— Start —

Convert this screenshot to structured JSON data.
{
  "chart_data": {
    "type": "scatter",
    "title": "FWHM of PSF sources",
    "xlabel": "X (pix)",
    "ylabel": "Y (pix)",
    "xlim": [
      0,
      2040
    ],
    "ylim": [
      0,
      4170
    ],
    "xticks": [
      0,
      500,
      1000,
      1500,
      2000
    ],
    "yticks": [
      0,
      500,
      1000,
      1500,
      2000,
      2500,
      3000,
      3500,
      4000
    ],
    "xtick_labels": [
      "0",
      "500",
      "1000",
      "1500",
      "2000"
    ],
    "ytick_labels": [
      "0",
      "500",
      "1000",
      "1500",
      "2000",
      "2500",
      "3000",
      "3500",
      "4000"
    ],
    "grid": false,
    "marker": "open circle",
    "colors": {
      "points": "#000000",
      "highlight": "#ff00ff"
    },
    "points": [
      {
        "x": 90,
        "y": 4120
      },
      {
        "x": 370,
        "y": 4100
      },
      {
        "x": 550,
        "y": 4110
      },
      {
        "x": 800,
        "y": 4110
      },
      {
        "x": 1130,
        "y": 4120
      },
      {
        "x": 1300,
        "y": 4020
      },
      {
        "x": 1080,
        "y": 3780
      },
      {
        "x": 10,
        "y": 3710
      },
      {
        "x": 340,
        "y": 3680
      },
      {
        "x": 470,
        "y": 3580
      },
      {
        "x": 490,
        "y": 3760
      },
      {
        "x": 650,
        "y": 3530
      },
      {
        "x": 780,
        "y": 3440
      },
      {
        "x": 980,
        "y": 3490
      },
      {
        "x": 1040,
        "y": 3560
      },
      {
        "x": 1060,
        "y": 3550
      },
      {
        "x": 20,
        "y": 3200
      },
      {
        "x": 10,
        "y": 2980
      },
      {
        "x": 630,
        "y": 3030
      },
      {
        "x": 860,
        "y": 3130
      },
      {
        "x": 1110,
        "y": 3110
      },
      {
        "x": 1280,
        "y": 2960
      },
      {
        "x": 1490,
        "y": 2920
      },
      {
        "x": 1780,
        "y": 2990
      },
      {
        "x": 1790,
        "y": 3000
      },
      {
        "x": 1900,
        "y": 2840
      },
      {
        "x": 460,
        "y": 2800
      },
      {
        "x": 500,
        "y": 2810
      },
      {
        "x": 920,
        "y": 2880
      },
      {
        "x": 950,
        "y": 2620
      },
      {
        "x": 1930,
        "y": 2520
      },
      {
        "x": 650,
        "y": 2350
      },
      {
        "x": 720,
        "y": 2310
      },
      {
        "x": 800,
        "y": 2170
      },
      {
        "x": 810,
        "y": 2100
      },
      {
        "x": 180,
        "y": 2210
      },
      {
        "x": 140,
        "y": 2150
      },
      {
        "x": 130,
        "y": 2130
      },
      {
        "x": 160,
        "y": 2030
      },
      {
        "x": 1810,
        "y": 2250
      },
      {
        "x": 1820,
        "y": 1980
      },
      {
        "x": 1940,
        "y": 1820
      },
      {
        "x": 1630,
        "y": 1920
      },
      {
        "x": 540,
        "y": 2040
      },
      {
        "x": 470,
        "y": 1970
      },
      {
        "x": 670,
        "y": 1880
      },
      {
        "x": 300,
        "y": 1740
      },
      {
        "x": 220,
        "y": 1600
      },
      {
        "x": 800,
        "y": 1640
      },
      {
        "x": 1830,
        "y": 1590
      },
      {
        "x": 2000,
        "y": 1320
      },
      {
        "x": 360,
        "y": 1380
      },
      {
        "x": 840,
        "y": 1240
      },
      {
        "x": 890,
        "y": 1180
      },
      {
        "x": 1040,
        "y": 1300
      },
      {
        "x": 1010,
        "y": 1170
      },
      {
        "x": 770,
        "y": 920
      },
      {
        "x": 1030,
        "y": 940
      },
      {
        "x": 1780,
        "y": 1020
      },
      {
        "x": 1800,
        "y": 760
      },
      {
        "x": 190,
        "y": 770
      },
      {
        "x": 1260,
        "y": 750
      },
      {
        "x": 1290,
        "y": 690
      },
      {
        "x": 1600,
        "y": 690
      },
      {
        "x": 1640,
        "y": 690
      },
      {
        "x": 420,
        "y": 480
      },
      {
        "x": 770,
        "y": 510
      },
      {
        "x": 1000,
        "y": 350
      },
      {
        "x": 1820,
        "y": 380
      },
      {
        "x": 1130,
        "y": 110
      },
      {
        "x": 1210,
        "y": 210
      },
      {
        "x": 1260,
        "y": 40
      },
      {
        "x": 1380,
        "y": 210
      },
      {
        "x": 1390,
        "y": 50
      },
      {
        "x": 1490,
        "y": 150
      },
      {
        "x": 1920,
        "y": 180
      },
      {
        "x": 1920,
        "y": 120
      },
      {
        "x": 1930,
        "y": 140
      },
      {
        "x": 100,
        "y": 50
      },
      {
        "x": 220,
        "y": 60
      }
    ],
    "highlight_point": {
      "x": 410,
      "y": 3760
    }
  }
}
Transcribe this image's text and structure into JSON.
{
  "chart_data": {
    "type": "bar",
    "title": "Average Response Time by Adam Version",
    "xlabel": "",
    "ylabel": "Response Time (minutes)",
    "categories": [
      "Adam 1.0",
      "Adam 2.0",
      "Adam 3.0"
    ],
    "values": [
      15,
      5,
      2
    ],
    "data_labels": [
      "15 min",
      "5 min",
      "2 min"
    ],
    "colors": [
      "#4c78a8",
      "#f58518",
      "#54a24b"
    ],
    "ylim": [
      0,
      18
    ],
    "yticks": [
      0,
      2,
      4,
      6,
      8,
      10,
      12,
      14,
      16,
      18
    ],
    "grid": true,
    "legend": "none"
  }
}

— End —

Find the number of lines in which the word "Response" occurs, and write nothing but that number.

2